**Task goal**
Restate the records in their entirety, word for word.

**Available data**
— begin —

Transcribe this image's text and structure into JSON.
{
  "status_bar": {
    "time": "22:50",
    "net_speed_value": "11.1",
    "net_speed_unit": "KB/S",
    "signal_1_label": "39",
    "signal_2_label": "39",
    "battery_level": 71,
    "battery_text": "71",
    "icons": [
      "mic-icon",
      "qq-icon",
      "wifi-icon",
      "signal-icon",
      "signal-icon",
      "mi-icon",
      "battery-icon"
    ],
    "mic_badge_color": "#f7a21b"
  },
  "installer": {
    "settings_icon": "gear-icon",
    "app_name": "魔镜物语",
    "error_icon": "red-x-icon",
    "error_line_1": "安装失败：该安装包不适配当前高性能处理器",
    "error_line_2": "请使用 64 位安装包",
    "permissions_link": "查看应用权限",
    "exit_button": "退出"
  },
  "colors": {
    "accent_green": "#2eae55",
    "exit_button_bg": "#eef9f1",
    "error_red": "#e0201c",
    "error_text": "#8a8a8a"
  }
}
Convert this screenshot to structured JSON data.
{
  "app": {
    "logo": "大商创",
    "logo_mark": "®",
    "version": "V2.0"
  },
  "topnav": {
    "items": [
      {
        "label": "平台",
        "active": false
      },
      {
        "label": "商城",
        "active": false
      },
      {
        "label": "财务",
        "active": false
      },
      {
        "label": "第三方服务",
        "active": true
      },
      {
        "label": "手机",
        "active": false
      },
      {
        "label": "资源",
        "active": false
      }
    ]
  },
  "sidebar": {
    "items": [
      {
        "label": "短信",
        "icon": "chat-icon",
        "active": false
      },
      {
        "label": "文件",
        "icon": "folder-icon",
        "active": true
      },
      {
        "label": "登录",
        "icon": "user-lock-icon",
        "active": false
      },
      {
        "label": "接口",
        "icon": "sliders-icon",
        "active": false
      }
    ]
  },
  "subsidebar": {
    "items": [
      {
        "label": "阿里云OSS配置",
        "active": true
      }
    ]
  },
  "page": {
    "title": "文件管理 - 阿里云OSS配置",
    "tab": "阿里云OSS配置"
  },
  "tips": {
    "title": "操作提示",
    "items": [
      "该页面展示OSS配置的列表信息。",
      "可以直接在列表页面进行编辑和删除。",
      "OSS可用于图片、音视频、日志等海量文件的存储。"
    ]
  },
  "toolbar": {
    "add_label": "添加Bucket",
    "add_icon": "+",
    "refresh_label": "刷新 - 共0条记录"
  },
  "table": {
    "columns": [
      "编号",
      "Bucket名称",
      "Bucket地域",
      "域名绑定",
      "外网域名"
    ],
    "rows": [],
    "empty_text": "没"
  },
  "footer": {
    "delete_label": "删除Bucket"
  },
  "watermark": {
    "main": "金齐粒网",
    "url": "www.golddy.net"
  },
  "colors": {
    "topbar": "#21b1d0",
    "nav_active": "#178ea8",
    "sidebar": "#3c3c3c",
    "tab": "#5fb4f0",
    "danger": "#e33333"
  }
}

— end —

**Full solution**
Transcribe this image's text and structure into JSON.
{
  "status_bar": {
    "time": "22:50",
    "net_speed_value": "11.1",
    "net_speed_unit": "KB/S",
    "signal_1_label": "39",
    "signal_2_label": "39",
    "battery_level": 71,
    "battery_text": "71",
    "icons": [
      "mic-icon",
      "qq-icon",
      "wifi-icon",
      "signal-icon",
      "signal-icon",
      "mi-icon",
      "battery-icon"
    ],
    "mic_badge_color": "#f7a21b"
  },
  "installer": {
    "settings_icon": "gear-icon",
    "app_name": "魔镜物语",
    "error_icon": "red-x-icon",
    "error_line_1": "安装失败：该安装包不适配当前高性能处理器",
    "error_line_2": "请使用 64 位安装包",
    "permissions_link": "查看应用权限",
    "exit_button": "退出"
  },
  "colors": {
    "accent_green": "#2eae55",
    "exit_button_bg": "#eef9f1",
    "error_red": "#e0201c",
    "error_text": "#8a8a8a"
  }
}
Convert this screenshot to structured JSON data.
{
  "app": {
    "logo": "大商创",
    "logo_mark": "®",
    "version": "V2.0"
  },
  "topnav": {
    "items": [
      {
        "label": "平台",
        "active": false
      },
      {
        "label": "商城",
        "active": false
      },
      {
        "label": "财务",
        "active": false
      },
      {
        "label": "第三方服务",
        "active": true
      },
      {
        "label": "手机",
        "active": false
      },
      {
        "label": "资源",
        "active": false
      }
    ]
  },
  "sidebar": {
    "items": [
      {
        "label": "短信",
        "icon": "chat-icon",
        "active": false
      },
      {
        "label": "文件",
        "icon": "folder-icon",
        "active": true
      },
      {
        "label": "登录",
        "icon": "user-lock-icon",
        "active": false
      },
      {
        "label": "接口",
        "icon": "sliders-icon",
        "active": false
      }
    ]
  },
  "subsidebar": {
    "items": [
      {
        "label": "阿里云OSS配置",
        "active": true
      }
    ]
  },
  "page": {
    "title": "文件管理 - 阿里云OSS配置",
    "tab": "阿里云OSS配置"
  },
  "tips": {
    "title": "操作提示",
    "items": [
      "该页面展示OSS配置的列表信息。",
      "可以直接在列表页面进行编辑和删除。",
      "OSS可用于图片、音视频、日志等海量文件的存储。"
    ]
  },
  "toolbar": {
    "add_label": "添加Bucket",
    "add_icon": "+",
    "refresh_label": "刷新 - 共0条记录"
  },
  "table": {
    "columns": [
      "编号",
      "Bucket名称",
      "Bucket地域",
      "域名绑定",
      "外网域名"
    ],
    "rows": [],
    "empty_text": "没"
  },
  "footer": {
    "delete_label": "删除Bucket"
  },
  "watermark": {
    "main": "金齐粒网",
    "url": "www.golddy.net"
  },
  "colors": {
    "topbar": "#21b1d0",
    "nav_active": "#178ea8",
    "sidebar": "#3c3c3c",
    "tab": "#5fb4f0",
    "danger": "#e33333"
  }
}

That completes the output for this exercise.